EXCERPT TO READ:
@TuringEquivalent,
TuringEquivalent;162037 wrote: Because it is easily to imagine possible worlds where fatalism is true, and other possible worlds where fatalism is false. That is why it is contingent.
But I can also imagine fatalism is true in all possible worlds. By your assumption that imagining is a guide to anything being necessarily or contingently true, wouldn't that make fatalism true in all possible worlds then?
Just because you can imagine something doesn't make it contingent. Kripke pointed this out. I can imagine Water not being H20, but that doesn't entail in some worlds water is not H20. Water=H20 is a metaphysically necessary identity, not a contingent identity since "Water" and "H20" both refer to the same kind of molecule. "Water" never refers to stuff that looks like, tastes like, and feels like water, but is actually the molecule XYZ on some distant planet. "Water" has always referred to H20, as soon as someone pointed to H20 and gave that substance the name "Water."
So ask you again, why is fatalism contingently true and not necessarily true?

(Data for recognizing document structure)
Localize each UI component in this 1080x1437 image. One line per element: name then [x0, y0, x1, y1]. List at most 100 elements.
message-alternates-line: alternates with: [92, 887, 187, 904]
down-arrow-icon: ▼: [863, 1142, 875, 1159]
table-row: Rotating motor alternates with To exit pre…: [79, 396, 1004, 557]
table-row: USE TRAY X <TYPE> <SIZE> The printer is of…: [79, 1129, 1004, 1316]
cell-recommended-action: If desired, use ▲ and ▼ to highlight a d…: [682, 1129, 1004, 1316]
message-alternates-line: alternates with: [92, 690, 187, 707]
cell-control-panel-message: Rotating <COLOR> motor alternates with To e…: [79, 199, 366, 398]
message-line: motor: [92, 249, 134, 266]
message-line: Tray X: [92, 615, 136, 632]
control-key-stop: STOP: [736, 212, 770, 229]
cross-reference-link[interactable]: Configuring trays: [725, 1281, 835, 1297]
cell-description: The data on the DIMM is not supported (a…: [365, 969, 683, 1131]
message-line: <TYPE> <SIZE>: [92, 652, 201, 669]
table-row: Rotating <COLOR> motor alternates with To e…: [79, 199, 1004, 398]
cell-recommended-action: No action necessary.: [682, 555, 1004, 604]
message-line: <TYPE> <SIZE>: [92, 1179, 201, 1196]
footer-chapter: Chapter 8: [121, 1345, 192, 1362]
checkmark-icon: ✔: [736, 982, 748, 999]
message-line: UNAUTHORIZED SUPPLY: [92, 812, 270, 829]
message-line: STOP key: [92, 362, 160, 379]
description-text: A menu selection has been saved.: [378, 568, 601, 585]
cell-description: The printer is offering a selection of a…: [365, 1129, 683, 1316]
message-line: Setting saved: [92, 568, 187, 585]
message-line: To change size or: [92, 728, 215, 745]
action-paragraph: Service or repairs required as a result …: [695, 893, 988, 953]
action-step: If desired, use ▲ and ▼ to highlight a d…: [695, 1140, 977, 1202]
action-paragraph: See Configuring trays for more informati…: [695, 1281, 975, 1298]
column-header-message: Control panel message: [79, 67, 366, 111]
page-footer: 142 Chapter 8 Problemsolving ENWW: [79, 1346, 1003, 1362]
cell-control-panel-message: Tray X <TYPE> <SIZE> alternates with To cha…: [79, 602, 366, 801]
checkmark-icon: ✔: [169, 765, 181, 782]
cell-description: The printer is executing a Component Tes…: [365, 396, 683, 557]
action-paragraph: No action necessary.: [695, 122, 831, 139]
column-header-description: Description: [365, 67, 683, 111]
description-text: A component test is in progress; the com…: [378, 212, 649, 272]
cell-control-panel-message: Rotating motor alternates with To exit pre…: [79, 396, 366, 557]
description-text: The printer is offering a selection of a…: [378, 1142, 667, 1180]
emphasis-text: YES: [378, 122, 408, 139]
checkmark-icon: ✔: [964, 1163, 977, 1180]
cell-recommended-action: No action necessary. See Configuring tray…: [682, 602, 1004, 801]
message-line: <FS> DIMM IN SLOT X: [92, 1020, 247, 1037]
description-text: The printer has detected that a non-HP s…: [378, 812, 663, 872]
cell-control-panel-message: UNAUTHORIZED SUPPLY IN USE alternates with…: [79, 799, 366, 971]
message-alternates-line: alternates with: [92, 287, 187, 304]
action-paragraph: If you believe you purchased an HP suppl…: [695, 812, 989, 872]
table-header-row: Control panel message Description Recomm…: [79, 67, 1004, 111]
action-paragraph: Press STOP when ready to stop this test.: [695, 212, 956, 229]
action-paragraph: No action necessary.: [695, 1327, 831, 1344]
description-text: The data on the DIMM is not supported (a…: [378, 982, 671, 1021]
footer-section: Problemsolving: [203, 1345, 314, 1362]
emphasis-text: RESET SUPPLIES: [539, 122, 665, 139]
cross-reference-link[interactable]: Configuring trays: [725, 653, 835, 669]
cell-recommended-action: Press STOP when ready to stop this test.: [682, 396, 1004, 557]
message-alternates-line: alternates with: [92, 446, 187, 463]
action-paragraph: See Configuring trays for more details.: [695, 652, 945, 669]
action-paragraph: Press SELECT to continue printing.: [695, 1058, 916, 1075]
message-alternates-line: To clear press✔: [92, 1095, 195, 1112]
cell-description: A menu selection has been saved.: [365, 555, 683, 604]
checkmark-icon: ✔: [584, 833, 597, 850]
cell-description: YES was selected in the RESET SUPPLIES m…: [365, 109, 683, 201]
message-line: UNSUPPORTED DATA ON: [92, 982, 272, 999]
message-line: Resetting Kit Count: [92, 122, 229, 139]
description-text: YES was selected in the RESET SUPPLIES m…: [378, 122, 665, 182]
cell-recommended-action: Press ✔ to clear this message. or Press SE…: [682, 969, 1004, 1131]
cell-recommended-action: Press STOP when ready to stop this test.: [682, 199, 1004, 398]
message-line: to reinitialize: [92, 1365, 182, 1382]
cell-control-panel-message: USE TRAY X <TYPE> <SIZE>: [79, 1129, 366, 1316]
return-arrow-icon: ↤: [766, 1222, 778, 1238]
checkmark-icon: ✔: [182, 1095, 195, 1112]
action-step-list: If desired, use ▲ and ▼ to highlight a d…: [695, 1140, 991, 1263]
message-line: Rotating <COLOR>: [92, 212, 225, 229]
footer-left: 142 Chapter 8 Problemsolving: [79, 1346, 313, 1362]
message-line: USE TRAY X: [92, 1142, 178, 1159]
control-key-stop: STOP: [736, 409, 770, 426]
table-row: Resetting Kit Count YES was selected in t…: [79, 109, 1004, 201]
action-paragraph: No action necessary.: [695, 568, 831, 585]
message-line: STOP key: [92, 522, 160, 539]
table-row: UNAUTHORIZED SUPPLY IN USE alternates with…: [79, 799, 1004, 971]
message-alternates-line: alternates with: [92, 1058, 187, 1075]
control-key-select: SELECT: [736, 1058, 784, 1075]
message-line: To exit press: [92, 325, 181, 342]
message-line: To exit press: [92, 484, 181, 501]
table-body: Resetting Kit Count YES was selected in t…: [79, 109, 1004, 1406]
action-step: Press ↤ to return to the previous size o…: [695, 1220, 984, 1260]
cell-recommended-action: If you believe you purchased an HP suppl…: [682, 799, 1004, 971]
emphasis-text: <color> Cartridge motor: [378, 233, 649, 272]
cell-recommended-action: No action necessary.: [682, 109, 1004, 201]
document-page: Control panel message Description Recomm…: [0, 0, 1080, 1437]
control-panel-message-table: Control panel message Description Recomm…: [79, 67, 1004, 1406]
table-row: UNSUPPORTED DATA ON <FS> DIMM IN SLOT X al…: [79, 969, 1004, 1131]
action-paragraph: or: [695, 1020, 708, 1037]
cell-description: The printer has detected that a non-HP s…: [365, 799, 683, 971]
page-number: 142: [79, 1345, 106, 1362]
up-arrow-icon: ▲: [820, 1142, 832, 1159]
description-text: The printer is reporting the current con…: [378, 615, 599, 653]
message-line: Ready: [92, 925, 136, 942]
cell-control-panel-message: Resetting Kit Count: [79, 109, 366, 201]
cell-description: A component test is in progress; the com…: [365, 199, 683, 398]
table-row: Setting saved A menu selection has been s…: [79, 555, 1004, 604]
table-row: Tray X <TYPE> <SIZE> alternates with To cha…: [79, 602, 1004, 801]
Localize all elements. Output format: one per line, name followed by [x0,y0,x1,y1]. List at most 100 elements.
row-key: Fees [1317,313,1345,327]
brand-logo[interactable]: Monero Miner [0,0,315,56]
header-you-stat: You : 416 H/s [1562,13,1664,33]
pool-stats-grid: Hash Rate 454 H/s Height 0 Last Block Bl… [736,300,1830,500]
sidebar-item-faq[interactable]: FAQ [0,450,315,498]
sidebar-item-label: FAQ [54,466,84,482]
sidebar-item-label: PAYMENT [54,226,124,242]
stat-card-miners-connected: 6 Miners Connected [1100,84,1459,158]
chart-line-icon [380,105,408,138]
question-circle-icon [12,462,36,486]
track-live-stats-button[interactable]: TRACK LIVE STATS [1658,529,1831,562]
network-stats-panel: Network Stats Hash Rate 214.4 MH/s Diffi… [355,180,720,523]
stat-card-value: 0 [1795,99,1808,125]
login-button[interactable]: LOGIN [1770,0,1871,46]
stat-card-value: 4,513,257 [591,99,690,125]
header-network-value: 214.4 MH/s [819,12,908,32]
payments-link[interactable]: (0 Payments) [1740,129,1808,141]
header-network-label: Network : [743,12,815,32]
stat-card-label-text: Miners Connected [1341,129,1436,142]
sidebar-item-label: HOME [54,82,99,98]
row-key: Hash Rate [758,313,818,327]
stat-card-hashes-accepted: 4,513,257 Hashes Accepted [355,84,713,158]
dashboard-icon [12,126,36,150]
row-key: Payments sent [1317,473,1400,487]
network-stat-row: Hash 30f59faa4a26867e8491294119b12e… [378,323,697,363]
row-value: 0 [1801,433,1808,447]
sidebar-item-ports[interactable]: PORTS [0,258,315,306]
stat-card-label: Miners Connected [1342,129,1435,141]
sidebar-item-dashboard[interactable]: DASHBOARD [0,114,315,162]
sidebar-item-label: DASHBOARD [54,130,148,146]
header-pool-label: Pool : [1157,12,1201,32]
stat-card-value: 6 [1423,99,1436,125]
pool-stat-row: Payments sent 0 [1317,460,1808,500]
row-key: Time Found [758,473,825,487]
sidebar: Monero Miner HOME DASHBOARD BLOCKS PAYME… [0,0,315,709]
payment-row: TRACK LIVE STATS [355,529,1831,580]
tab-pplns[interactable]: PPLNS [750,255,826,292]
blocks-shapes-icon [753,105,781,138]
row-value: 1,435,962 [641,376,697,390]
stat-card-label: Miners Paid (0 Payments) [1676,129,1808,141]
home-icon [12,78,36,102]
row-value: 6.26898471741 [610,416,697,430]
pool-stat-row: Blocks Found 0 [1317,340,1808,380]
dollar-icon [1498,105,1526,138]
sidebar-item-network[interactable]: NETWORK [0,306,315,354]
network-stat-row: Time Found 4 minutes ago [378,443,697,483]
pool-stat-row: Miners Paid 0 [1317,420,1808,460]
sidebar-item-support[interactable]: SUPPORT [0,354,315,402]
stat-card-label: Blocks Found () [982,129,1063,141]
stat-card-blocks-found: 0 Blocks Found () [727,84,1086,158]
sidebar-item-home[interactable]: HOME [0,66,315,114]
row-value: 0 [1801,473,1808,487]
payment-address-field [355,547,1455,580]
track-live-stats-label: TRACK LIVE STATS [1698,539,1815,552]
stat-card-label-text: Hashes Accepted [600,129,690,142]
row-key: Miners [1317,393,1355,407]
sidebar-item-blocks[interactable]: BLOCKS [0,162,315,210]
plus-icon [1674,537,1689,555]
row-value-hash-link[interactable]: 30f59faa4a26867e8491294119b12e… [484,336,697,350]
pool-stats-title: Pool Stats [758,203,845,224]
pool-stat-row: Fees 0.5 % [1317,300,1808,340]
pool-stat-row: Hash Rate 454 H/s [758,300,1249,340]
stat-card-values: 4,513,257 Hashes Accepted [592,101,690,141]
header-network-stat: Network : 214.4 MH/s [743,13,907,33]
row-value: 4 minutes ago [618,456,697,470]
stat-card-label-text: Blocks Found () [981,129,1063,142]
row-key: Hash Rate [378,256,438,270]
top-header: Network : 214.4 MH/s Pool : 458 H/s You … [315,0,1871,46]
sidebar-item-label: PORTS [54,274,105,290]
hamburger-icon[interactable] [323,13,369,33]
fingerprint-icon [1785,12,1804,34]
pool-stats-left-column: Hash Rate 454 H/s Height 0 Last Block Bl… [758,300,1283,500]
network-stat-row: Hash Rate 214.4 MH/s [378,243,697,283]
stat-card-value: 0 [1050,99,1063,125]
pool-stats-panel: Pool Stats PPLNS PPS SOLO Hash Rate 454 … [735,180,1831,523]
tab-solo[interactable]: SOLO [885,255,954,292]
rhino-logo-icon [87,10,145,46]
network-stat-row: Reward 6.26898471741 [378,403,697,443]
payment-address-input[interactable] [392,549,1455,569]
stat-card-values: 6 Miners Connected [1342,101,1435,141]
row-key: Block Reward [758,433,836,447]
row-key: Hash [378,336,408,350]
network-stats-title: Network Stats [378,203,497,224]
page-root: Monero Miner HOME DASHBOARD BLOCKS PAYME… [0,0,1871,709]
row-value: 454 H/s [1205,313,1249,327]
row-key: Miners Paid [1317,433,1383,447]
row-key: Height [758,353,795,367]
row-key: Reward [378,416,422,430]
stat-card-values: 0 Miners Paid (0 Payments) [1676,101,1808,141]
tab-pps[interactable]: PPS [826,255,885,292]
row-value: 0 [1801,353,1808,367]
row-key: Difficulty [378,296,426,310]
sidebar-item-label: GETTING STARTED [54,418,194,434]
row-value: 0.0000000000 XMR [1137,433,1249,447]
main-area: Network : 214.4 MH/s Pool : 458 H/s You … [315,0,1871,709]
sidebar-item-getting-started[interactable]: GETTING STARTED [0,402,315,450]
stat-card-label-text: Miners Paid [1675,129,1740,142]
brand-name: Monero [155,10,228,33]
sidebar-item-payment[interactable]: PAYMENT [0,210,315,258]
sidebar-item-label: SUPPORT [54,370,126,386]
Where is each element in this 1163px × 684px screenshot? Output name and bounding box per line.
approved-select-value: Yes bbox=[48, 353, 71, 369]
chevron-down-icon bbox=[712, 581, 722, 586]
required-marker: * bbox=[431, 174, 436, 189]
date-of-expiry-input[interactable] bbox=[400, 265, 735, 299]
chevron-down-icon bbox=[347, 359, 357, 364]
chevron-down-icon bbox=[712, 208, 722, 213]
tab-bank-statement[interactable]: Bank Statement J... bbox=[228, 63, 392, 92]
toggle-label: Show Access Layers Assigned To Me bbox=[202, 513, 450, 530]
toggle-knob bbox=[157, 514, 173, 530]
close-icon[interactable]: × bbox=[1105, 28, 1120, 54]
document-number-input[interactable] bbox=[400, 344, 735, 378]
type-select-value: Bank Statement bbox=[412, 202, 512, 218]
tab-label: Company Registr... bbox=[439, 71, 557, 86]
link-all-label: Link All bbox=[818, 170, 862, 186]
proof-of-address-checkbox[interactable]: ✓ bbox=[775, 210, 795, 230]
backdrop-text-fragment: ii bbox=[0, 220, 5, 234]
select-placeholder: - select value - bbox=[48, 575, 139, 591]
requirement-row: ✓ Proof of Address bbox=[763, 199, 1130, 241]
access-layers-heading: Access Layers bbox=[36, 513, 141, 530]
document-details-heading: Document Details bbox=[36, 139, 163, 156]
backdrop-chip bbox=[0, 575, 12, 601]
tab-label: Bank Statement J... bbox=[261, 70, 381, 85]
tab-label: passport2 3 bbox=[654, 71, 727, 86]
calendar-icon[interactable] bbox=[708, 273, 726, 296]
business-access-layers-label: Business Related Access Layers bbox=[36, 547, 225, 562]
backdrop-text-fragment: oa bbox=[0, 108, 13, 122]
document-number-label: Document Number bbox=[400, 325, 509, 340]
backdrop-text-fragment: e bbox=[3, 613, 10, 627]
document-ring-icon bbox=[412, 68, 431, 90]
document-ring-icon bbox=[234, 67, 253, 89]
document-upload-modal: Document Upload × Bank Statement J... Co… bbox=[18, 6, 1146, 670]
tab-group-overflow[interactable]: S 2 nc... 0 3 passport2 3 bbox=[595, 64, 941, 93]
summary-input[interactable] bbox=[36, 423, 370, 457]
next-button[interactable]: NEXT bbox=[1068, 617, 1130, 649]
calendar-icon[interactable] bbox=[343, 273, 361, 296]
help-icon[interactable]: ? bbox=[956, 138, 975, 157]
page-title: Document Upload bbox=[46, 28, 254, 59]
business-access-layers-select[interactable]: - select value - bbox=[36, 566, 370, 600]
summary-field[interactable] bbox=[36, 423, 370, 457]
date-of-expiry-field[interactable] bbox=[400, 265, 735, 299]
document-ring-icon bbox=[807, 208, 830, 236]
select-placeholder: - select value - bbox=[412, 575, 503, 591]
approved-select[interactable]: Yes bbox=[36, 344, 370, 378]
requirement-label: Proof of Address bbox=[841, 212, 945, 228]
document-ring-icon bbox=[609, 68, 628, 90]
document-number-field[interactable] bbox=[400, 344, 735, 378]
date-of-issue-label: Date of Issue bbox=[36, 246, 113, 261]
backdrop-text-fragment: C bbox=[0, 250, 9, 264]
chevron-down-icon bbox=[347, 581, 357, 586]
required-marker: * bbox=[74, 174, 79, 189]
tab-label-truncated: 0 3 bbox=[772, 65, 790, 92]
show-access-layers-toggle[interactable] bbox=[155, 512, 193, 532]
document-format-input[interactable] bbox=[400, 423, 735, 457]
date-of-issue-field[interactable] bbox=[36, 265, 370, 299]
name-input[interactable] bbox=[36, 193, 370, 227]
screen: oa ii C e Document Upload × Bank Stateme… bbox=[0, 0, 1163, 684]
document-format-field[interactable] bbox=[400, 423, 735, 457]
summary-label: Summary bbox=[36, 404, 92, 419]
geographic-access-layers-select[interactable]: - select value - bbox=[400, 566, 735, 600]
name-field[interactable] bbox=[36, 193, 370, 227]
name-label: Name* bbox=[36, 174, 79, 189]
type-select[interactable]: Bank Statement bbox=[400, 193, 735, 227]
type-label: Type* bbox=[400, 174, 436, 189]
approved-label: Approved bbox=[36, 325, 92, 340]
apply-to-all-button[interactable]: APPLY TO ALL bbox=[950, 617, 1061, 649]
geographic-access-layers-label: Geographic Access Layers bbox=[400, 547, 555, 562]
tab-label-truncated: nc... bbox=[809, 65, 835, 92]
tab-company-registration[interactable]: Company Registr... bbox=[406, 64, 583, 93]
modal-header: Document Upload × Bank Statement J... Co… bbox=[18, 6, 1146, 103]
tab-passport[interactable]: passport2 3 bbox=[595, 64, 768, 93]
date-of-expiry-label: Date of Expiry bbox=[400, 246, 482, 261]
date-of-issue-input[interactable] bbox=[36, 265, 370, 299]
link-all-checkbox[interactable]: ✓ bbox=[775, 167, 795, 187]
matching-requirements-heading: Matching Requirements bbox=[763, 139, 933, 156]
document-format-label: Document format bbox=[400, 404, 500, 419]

INSTRUCTIONS:
**a)** In the post about fatalism, who does the writer say pointed out that being able to imagine something doesn't make it contingent?
**b)** Resume the post about fatalism, picking up right after its final sentence.

ANSWERS IN ORDER:
**a)** Kripke.

**b)**
TuringEquivalent;162037 wrote: This "necessity" is physical, and not logical.
Physical "necessity" is actually contingency, each event is dependent on a prior cause. This is determinism, not fatalism.
TuringEquivalent;162037 wrote: So, fatalism is contingent.
This is invalid. Just because fatalism says everything happens with necessity, this does not entail the thesis of fatailism itself is contingent. As far as you know, if it is true, it could be true in all possible worlds.
TuringEquivalent;162037 wrote:No, determinism say everything happen necessarily( physical necessity).
No it doesn't. It says everything happens contingently, conditioned by prior causes.